-- Problem --
Transcribe the entries below exactly as they appear.

-- Source information --
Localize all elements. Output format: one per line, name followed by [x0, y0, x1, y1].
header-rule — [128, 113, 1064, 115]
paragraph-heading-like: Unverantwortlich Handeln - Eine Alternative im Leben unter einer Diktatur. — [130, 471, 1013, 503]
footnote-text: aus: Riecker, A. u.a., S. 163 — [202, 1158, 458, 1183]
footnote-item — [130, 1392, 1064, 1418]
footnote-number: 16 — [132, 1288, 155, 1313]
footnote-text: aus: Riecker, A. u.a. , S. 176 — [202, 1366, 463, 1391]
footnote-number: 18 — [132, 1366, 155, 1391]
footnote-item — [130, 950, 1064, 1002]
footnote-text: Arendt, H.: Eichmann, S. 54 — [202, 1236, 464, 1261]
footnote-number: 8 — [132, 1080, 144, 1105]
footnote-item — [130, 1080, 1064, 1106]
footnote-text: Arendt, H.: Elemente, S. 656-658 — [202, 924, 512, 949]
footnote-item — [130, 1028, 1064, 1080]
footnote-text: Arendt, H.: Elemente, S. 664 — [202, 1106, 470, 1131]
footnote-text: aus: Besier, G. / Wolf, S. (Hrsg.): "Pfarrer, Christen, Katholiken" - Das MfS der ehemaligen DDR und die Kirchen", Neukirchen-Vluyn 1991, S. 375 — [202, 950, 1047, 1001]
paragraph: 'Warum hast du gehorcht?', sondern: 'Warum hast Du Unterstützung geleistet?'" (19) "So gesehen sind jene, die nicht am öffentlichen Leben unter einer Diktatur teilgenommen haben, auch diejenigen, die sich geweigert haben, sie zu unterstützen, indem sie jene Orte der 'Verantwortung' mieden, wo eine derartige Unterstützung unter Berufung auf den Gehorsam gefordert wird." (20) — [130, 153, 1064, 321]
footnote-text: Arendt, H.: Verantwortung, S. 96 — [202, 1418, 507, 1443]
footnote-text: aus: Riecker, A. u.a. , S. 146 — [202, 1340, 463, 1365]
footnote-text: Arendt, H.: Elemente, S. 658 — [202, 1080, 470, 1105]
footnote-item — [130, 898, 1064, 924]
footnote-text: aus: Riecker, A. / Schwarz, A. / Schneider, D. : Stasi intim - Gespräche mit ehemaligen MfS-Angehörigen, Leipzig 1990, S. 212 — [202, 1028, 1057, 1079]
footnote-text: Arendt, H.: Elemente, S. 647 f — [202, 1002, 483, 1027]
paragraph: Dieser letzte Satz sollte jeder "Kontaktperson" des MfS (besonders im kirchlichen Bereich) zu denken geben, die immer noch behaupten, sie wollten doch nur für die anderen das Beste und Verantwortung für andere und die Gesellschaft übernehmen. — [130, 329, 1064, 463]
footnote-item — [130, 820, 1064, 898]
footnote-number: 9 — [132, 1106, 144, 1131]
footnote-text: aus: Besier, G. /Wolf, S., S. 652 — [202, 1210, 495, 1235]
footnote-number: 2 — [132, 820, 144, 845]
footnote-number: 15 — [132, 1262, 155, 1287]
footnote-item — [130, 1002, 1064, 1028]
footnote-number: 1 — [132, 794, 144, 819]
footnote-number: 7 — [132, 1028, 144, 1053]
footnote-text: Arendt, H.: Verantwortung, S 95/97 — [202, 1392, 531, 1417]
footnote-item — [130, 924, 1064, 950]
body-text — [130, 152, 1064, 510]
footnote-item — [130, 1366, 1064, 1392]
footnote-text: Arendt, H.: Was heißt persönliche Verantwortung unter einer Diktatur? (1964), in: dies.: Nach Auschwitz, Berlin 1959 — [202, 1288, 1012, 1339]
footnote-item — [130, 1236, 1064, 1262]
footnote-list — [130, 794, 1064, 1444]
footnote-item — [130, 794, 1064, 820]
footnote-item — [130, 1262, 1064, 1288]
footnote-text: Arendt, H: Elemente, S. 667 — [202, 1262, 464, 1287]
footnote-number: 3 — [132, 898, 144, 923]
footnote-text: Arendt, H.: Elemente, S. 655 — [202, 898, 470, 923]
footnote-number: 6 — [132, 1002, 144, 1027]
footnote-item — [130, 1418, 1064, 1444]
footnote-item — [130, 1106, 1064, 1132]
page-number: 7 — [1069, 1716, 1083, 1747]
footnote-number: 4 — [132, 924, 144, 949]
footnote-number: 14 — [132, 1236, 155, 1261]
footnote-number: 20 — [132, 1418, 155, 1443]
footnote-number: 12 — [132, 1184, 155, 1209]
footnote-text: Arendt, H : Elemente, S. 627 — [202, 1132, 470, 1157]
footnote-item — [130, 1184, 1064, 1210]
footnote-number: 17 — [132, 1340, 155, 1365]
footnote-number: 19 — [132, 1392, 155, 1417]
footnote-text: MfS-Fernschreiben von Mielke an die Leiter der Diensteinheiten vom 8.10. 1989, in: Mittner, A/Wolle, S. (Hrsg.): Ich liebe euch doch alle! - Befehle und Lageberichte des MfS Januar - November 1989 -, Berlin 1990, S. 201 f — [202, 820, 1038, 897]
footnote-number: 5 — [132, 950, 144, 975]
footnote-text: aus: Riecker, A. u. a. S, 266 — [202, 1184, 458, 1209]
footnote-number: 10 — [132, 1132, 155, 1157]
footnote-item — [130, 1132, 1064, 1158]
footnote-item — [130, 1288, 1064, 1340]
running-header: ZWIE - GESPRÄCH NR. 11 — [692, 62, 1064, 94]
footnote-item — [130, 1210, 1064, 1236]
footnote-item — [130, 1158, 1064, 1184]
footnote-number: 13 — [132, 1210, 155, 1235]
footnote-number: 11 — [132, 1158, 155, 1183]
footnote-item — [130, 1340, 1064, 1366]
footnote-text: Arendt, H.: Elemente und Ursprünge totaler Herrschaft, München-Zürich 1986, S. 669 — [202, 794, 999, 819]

-- Reply to the task --
Localize all elements. Output format: one per line, name followed by [x0, y0, x1, y1].
header-rule — [128, 113, 1064, 115]
paragraph-heading-like: Unverantwortlich Handeln - Eine Alternative im Leben unter einer Diktatur. — [130, 471, 1013, 503]
footnote-text: aus: Riecker, A. u.a., S. 163 — [202, 1158, 458, 1183]
footnote-item — [130, 1392, 1064, 1418]
footnote-number: 16 — [132, 1288, 155, 1313]
footnote-text: aus: Riecker, A. u.a. , S. 176 — [202, 1366, 463, 1391]
footnote-number: 18 — [132, 1366, 155, 1391]
footnote-item — [130, 950, 1064, 1002]
footnote-text: Arendt, H.: Eichmann, S. 54 — [202, 1236, 464, 1261]
footnote-number: 8 — [132, 1080, 144, 1105]
footnote-item — [130, 1080, 1064, 1106]
footnote-text: Arendt, H.: Elemente, S. 656-658 — [202, 924, 512, 949]
footnote-item — [130, 1028, 1064, 1080]
footnote-text: Arendt, H.: Elemente, S. 664 — [202, 1106, 470, 1131]
footnote-text: aus: Besier, G. / Wolf, S. (Hrsg.): "Pfarrer, Christen, Katholiken" - Das MfS der ehemaligen DDR und die Kirchen", Neukirchen-Vluyn 1991, S. 375 — [202, 950, 1047, 1001]
paragraph: 'Warum hast du gehorcht?', sondern: 'Warum hast Du Unterstützung geleistet?'" (19) "So gesehen sind jene, die nicht am öffentlichen Leben unter einer Diktatur teilgenommen haben, auch diejenigen, die sich geweigert haben, sie zu unterstützen, indem sie jene Orte der 'Verantwortung' mieden, wo eine derartige Unterstützung unter Berufung auf den Gehorsam gefordert wird." (20) — [130, 153, 1064, 321]
footnote-text: Arendt, H.: Verantwortung, S. 96 — [202, 1418, 507, 1443]
footnote-text: aus: Riecker, A. u.a. , S. 146 — [202, 1340, 463, 1365]
footnote-text: Arendt, H.: Elemente, S. 658 — [202, 1080, 470, 1105]
footnote-item — [130, 898, 1064, 924]
footnote-text: aus: Riecker, A. / Schwarz, A. / Schneider, D. : Stasi intim - Gespräche mit ehemaligen MfS-Angehörigen, Leipzig 1990, S. 212 — [202, 1028, 1057, 1079]
footnote-text: Arendt, H.: Elemente, S. 647 f — [202, 1002, 483, 1027]
paragraph: Dieser letzte Satz sollte jeder "Kontaktperson" des MfS (besonders im kirchlichen Bereich) zu denken geben, die immer noch behaupten, sie wollten doch nur für die anderen das Beste und Verantwortung für andere und die Gesellschaft übernehmen. — [130, 329, 1064, 463]
footnote-item — [130, 820, 1064, 898]
footnote-number: 9 — [132, 1106, 144, 1131]
footnote-text: aus: Besier, G. /Wolf, S., S. 652 — [202, 1210, 495, 1235]
footnote-number: 2 — [132, 820, 144, 845]
footnote-number: 15 — [132, 1262, 155, 1287]
footnote-item — [130, 1002, 1064, 1028]
footnote-number: 1 — [132, 794, 144, 819]
footnote-number: 7 — [132, 1028, 144, 1053]
footnote-text: Arendt, H.: Verantwortung, S 95/97 — [202, 1392, 531, 1417]
footnote-item — [130, 924, 1064, 950]
body-text — [130, 152, 1064, 510]
footnote-item — [130, 1366, 1064, 1392]
footnote-text: Arendt, H.: Was heißt persönliche Verantwortung unter einer Diktatur? (1964), in: dies.: Nach Auschwitz, Berlin 1959 — [202, 1288, 1012, 1339]
footnote-item — [130, 1236, 1064, 1262]
footnote-list — [130, 794, 1064, 1444]
footnote-item — [130, 794, 1064, 820]
footnote-item — [130, 1262, 1064, 1288]
footnote-text: Arendt, H: Elemente, S. 667 — [202, 1262, 464, 1287]
footnote-number: 3 — [132, 898, 144, 923]
footnote-text: Arendt, H.: Elemente, S. 655 — [202, 898, 470, 923]
footnote-number: 6 — [132, 1002, 144, 1027]
footnote-item — [130, 1418, 1064, 1444]
footnote-item — [130, 1106, 1064, 1132]
page-number: 7 — [1069, 1716, 1083, 1747]
footnote-number: 4 — [132, 924, 144, 949]
footnote-number: 14 — [132, 1236, 155, 1261]
footnote-number: 20 — [132, 1418, 155, 1443]
footnote-number: 12 — [132, 1184, 155, 1209]
footnote-text: Arendt, H : Elemente, S. 627 — [202, 1132, 470, 1157]
footnote-item — [130, 1184, 1064, 1210]
footnote-number: 17 — [132, 1340, 155, 1365]
footnote-number: 19 — [132, 1392, 155, 1417]
footnote-text: MfS-Fernschreiben von Mielke an die Leiter der Diensteinheiten vom 8.10. 1989, in: Mittner, A/Wolle, S. (Hrsg.): Ich liebe euch doch alle! - Befehle und Lageberichte des MfS Januar - November 1989 -, Berlin 1990, S. 201 f — [202, 820, 1038, 897]
footnote-number: 5 — [132, 950, 144, 975]
footnote-text: aus: Riecker, A. u. a. S, 266 — [202, 1184, 458, 1209]
footnote-number: 10 — [132, 1132, 155, 1157]
footnote-item — [130, 1132, 1064, 1158]
footnote-item — [130, 1288, 1064, 1340]
running-header: ZWIE - GESPRÄCH NR. 11 — [692, 62, 1064, 94]
footnote-item — [130, 1210, 1064, 1236]
footnote-item — [130, 1158, 1064, 1184]
footnote-number: 13 — [132, 1210, 155, 1235]
footnote-number: 11 — [132, 1158, 155, 1183]
footnote-item — [130, 1340, 1064, 1366]
footnote-text: Arendt, H.: Elemente und Ursprünge totaler Herrschaft, München-Zürich 1986, S. 669 — [202, 794, 999, 819]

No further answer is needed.